[Description of the task]
Go over the entries below line by line, copying each one that contains the word "legend".

▬▬▬▬▬▬▬▬▬▬

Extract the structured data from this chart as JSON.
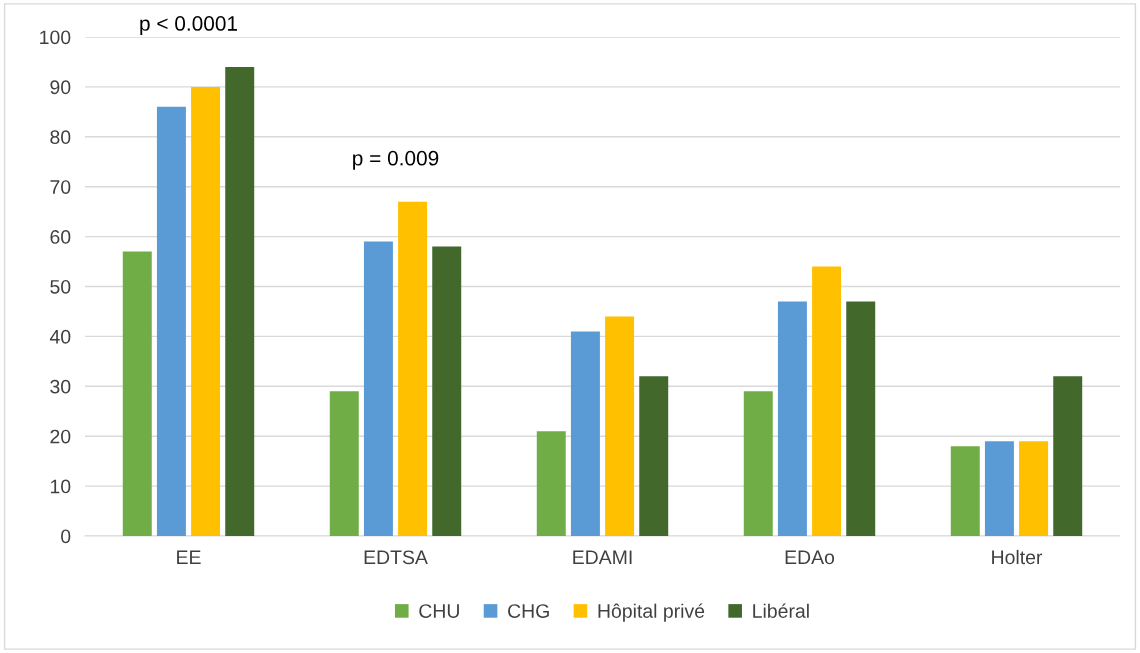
{
  "chart_data": {
    "type": "bar",
    "categories": [
      "EE",
      "EDTSA",
      "EDAMI",
      "EDAo",
      "Holter"
    ],
    "series": [
      {
        "name": "CHU",
        "color": "#70ad47",
        "values": [
          57,
          29,
          21,
          29,
          18
        ]
      },
      {
        "name": "CHG",
        "color": "#5b9bd5",
        "values": [
          86,
          59,
          41,
          47,
          19
        ]
      },
      {
        "name": "Hôpital privé",
        "color": "#ffc000",
        "values": [
          90,
          67,
          44,
          54,
          19
        ]
      },
      {
        "name": "Libéral",
        "color": "#43682b",
        "values": [
          94,
          58,
          32,
          47,
          32
        ]
      }
    ],
    "ylim": [
      0,
      100
    ],
    "yticks": [
      0,
      10,
      20,
      30,
      40,
      50,
      60,
      70,
      80,
      90,
      100
    ],
    "grid": "y",
    "legend": "bottom",
    "annotations": [
      "p < 0.0001",
      "p = 0.009"
    ]
  }
}
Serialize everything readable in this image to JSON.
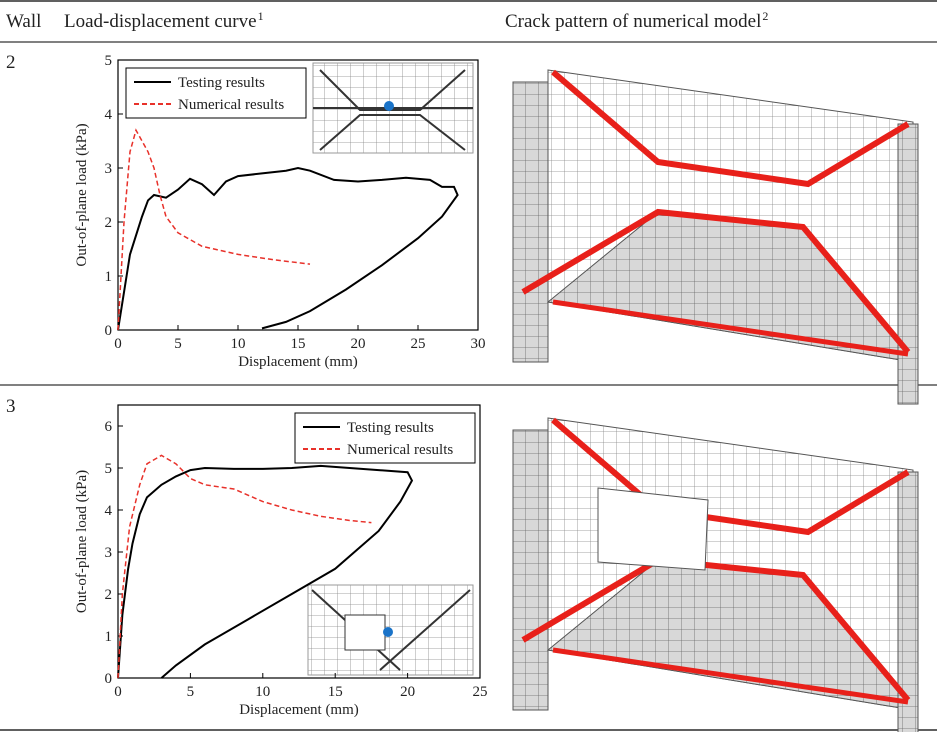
{
  "table": {
    "header": {
      "wall": "Wall",
      "curve": "Load-displacement curve",
      "curve_note": "1",
      "crack": "Crack pattern of numerical model",
      "crack_note": "2"
    },
    "rows": [
      {
        "wall": "2"
      },
      {
        "wall": "3"
      }
    ]
  },
  "chart_data": [
    {
      "type": "line",
      "x_label": "Displacement (mm)",
      "y_label": "Out-of-plane load (kPa)",
      "xlim": [
        0,
        30
      ],
      "xticks": [
        0,
        5,
        10,
        15,
        20,
        25,
        30
      ],
      "ylim": [
        0,
        5
      ],
      "yticks": [
        0,
        1,
        2,
        3,
        4,
        5
      ],
      "legend": "upper-left",
      "series": [
        {
          "name": "Testing results",
          "color": "#000000",
          "dash": false,
          "x": [
            0,
            1,
            2,
            2.5,
            3,
            4,
            5,
            6,
            7,
            8,
            9,
            10,
            12,
            14,
            15,
            16,
            18,
            20,
            22,
            24,
            26,
            27,
            28,
            28.3,
            27,
            25,
            22,
            19,
            16,
            14,
            12
          ],
          "values": [
            0,
            1.4,
            2.1,
            2.4,
            2.5,
            2.45,
            2.6,
            2.8,
            2.7,
            2.5,
            2.75,
            2.85,
            2.9,
            2.95,
            3.0,
            2.95,
            2.78,
            2.75,
            2.78,
            2.82,
            2.78,
            2.65,
            2.65,
            2.5,
            2.1,
            1.7,
            1.2,
            0.75,
            0.35,
            0.15,
            0.03
          ]
        },
        {
          "name": "Numerical results",
          "color": "#e8312a",
          "dash": true,
          "x": [
            0,
            0.5,
            1,
            1.5,
            2,
            2.5,
            3,
            3.5,
            4,
            5,
            7,
            10,
            13,
            16
          ],
          "values": [
            0,
            2,
            3.3,
            3.7,
            3.5,
            3.3,
            3.0,
            2.5,
            2.1,
            1.8,
            1.55,
            1.4,
            1.3,
            1.22
          ]
        }
      ]
    },
    {
      "type": "line",
      "x_label": "Displacement (mm)",
      "y_label": "Out-of-plane load (kPa)",
      "xlim": [
        0,
        25
      ],
      "xticks": [
        0,
        5,
        10,
        15,
        20,
        25
      ],
      "ylim": [
        0,
        6.5
      ],
      "yticks": [
        0,
        1,
        2,
        3,
        4,
        5,
        6
      ],
      "legend": "upper-right",
      "series": [
        {
          "name": "Testing results",
          "color": "#000000",
          "dash": false,
          "x": [
            0,
            0.3,
            0.7,
            1,
            1.5,
            2,
            3,
            4,
            5,
            6,
            8,
            10,
            12,
            14,
            16,
            18,
            20,
            20.3,
            19.5,
            18,
            15,
            12,
            9,
            6,
            4,
            3
          ],
          "values": [
            0,
            1.5,
            2.6,
            3.2,
            3.9,
            4.3,
            4.6,
            4.8,
            4.95,
            5.0,
            4.98,
            4.98,
            5.0,
            5.05,
            5.0,
            4.95,
            4.9,
            4.7,
            4.2,
            3.5,
            2.6,
            2.0,
            1.4,
            0.8,
            0.3,
            0
          ]
        },
        {
          "name": "Numerical results",
          "color": "#e8312a",
          "dash": true,
          "x": [
            0,
            0.3,
            0.8,
            1.5,
            2,
            3,
            4,
            5,
            6,
            8,
            10,
            12,
            14,
            16,
            17.5
          ],
          "values": [
            0,
            2,
            3.6,
            4.6,
            5.1,
            5.3,
            5.1,
            4.75,
            4.6,
            4.5,
            4.2,
            4.0,
            3.85,
            3.75,
            3.7
          ]
        }
      ]
    }
  ]
}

▬▬▬▬▬▬▬▬▬▬

[Exercise answer]
    "legend": "bottom",
      "legend": "upper-left",
      "legend": "upper-right",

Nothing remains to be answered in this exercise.